▸ **Data listing**:

▬▬▬

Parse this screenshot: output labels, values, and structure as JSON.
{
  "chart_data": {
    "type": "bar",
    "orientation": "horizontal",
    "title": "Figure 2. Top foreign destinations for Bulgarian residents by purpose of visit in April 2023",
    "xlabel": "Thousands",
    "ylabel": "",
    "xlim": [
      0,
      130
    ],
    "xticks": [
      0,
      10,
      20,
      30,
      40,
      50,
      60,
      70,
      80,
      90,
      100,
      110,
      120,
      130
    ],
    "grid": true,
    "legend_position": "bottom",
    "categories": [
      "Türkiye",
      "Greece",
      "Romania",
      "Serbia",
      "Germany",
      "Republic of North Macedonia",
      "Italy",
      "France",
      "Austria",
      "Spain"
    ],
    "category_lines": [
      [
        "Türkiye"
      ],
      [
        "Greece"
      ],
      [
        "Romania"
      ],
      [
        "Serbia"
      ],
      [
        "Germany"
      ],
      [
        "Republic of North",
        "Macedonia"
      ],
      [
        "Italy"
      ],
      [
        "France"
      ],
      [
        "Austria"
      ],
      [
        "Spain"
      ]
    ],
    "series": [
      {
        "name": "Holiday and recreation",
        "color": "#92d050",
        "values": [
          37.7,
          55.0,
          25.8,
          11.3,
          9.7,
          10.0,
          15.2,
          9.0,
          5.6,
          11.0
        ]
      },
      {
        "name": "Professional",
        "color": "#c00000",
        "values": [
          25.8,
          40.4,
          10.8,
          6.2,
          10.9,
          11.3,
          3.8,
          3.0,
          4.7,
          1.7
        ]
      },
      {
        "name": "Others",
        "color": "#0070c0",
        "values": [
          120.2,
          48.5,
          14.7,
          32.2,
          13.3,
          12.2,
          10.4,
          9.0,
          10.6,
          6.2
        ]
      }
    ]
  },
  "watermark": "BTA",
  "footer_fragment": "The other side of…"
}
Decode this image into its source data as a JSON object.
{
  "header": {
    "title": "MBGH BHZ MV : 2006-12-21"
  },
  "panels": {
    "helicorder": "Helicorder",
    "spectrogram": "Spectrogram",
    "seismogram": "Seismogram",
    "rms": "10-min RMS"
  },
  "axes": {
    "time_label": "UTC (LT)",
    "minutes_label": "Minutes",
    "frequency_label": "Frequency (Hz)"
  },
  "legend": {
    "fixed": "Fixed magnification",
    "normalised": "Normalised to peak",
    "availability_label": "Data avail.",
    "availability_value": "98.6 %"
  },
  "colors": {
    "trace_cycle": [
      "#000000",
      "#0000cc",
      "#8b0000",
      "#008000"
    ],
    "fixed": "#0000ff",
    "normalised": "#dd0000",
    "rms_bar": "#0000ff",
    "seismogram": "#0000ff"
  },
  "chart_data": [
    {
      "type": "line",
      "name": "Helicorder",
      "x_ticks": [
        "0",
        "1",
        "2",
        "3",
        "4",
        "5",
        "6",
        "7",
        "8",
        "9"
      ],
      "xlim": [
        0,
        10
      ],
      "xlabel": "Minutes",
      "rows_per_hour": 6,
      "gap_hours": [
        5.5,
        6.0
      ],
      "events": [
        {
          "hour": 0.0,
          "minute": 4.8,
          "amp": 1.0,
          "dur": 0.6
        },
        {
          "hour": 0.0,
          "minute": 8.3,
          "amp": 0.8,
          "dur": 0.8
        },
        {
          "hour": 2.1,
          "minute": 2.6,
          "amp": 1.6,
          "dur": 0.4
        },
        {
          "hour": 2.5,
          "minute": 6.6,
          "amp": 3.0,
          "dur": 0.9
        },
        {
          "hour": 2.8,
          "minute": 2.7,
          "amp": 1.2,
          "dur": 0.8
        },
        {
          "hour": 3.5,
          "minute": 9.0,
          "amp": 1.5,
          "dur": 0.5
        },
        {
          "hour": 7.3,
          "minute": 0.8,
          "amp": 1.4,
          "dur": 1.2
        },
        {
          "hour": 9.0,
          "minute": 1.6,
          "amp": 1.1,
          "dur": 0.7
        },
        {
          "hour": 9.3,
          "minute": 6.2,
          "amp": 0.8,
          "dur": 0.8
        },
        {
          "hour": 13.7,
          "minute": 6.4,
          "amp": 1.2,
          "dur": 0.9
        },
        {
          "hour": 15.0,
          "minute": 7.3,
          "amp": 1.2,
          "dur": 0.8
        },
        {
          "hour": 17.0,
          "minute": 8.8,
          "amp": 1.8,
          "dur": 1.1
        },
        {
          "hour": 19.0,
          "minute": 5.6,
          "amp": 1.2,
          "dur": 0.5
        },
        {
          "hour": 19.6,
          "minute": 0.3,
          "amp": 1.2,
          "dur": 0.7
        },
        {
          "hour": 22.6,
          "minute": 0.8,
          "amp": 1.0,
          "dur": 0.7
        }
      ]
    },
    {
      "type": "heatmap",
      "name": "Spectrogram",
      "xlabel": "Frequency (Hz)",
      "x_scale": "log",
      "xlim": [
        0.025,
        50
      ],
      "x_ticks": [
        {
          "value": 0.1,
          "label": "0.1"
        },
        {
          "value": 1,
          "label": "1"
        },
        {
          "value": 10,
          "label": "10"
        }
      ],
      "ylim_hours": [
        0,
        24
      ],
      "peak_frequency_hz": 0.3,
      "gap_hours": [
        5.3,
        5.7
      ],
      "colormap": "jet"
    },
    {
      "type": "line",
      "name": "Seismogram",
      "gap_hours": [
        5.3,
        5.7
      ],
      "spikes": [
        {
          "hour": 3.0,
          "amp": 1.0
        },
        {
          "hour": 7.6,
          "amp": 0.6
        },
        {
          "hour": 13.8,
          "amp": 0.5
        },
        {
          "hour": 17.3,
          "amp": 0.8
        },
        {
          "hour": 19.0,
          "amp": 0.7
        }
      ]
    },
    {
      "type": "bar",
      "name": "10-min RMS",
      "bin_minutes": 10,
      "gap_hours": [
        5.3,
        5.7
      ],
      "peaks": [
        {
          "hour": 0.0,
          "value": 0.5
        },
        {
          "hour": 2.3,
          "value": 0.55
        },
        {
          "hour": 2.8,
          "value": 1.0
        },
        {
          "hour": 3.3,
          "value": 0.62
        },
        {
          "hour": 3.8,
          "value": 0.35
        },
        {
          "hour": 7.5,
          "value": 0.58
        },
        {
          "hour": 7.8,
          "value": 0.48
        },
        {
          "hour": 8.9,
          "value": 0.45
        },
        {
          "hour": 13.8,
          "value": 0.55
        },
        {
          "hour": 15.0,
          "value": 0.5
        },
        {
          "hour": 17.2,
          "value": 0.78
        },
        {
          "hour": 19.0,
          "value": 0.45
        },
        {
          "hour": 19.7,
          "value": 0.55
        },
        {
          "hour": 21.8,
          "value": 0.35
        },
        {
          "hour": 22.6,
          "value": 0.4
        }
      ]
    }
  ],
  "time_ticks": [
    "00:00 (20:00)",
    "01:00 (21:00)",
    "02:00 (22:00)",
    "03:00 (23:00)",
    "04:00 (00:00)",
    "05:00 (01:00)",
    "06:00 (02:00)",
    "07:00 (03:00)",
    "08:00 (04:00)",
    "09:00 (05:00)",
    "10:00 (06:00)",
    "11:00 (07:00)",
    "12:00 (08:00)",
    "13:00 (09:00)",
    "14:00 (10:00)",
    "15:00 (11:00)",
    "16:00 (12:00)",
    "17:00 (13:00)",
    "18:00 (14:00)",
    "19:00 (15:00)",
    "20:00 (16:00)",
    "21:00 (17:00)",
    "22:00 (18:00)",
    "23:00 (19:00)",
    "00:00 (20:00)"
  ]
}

▬▬▬

▸ **GOAL**: Make a list of all lines in the data that contain "JSON".

▸ **RESPONSE BELOW**:
Parse this screenshot: output labels, values, and structure as JSON.
Decode this image into its source data as a JSON object.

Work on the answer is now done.